## Goal
Copy every line from the records below that holds the word "dSTEC".
★ ★ ★
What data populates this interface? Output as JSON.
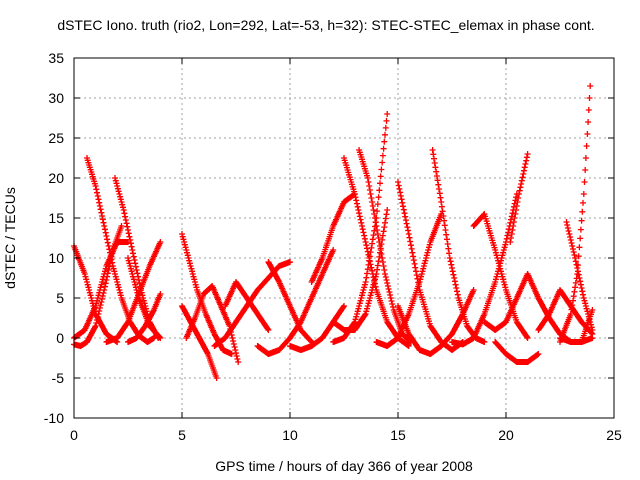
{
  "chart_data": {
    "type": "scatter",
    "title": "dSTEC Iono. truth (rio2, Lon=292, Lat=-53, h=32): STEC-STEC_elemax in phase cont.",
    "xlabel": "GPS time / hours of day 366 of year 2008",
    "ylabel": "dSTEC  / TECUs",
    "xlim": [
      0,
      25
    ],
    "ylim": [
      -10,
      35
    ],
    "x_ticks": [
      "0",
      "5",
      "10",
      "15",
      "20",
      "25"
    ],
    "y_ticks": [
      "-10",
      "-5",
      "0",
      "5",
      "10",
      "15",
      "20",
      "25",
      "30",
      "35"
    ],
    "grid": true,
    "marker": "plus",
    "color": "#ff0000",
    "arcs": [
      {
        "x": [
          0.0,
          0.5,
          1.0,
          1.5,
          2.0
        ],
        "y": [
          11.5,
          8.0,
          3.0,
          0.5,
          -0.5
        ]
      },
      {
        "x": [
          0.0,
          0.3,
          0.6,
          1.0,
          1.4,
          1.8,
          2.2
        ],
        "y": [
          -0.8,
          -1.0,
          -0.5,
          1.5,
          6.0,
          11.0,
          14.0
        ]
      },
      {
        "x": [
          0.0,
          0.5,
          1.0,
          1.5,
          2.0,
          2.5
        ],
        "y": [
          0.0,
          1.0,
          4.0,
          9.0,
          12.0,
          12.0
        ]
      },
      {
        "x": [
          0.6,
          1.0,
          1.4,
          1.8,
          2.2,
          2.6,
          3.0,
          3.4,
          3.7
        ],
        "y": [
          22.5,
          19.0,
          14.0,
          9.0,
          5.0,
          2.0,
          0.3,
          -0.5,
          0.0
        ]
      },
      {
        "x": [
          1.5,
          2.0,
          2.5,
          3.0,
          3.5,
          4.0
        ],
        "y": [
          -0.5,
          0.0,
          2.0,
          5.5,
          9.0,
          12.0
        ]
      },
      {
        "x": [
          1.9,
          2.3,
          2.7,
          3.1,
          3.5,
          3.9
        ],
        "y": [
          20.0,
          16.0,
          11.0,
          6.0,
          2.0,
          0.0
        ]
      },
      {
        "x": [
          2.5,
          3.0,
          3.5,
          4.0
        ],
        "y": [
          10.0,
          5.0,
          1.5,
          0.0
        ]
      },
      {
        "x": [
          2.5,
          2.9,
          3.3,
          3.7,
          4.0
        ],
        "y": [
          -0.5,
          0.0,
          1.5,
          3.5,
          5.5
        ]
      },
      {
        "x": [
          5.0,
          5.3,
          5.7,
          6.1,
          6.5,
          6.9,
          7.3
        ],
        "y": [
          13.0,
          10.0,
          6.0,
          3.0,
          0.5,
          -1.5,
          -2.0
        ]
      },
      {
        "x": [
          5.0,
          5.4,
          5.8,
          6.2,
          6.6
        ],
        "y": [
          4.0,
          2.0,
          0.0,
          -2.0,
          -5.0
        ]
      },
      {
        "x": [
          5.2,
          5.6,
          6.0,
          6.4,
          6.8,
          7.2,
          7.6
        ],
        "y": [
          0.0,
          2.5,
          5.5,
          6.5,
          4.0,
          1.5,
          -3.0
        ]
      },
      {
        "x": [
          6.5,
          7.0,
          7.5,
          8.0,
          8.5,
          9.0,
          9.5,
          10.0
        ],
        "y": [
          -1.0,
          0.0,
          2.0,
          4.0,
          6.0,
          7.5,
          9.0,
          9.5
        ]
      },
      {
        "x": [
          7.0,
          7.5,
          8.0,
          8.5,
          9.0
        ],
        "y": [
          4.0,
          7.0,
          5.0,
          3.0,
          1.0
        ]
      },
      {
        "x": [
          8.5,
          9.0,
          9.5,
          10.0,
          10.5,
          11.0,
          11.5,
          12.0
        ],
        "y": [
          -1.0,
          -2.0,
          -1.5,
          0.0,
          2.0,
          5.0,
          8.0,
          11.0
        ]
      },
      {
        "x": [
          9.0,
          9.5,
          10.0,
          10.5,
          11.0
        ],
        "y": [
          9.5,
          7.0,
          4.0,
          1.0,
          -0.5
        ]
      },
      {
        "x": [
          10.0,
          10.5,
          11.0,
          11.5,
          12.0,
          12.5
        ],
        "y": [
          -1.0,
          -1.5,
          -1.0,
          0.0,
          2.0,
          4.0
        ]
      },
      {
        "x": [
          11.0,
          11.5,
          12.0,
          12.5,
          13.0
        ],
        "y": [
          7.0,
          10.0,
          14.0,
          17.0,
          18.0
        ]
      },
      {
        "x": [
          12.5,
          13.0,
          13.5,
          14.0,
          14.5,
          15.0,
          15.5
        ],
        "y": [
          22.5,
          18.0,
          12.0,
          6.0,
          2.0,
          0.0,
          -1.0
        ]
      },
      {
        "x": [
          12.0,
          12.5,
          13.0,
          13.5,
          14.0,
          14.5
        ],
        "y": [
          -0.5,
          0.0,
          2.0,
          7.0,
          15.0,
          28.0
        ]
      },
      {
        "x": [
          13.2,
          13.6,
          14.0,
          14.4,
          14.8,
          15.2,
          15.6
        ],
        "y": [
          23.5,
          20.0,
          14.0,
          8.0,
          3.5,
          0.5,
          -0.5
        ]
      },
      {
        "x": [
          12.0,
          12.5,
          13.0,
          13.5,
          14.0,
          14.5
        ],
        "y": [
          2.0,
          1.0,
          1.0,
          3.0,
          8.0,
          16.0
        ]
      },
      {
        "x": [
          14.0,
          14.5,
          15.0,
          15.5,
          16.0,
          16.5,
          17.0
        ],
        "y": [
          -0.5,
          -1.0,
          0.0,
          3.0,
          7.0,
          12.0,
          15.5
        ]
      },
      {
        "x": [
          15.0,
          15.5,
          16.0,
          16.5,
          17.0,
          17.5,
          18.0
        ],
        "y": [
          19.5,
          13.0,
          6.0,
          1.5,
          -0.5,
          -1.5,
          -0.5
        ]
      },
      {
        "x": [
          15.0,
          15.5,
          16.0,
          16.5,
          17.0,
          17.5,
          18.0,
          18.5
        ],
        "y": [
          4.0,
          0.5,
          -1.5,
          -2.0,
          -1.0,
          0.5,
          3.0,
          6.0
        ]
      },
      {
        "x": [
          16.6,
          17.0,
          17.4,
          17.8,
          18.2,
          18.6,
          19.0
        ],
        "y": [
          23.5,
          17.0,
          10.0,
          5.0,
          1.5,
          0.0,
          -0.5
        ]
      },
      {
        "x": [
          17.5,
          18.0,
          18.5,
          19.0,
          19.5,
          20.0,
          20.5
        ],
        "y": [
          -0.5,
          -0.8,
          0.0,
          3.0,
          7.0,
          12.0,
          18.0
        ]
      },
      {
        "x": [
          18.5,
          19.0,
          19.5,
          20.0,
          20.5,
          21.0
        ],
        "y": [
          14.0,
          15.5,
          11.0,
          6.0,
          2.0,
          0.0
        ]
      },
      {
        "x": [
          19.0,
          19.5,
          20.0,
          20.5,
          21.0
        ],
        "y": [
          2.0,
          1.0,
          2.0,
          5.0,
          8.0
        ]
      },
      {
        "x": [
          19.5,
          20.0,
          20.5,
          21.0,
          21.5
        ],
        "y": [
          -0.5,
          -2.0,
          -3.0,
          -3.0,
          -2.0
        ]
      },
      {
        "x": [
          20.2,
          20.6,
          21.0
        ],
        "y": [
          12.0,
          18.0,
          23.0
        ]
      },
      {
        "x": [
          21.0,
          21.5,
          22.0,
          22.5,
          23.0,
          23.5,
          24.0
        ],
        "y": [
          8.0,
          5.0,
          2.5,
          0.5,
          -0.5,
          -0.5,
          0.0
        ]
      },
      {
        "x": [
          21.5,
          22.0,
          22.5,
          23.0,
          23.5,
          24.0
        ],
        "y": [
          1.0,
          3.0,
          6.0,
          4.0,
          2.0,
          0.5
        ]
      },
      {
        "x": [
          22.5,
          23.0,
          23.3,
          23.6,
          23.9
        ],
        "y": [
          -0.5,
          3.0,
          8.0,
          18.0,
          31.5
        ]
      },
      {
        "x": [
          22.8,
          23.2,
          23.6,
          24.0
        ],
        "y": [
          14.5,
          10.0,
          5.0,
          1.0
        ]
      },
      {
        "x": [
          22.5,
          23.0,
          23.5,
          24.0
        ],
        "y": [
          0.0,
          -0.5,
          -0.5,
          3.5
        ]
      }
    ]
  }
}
★ ★ ★
## Solution to this task
    "title": "dSTEC Iono. truth (rio2, Lon=292, Lat=-53, h=32): STEC-STEC_elemax in phase cont.",
    "ylabel": "dSTEC  / TECUs",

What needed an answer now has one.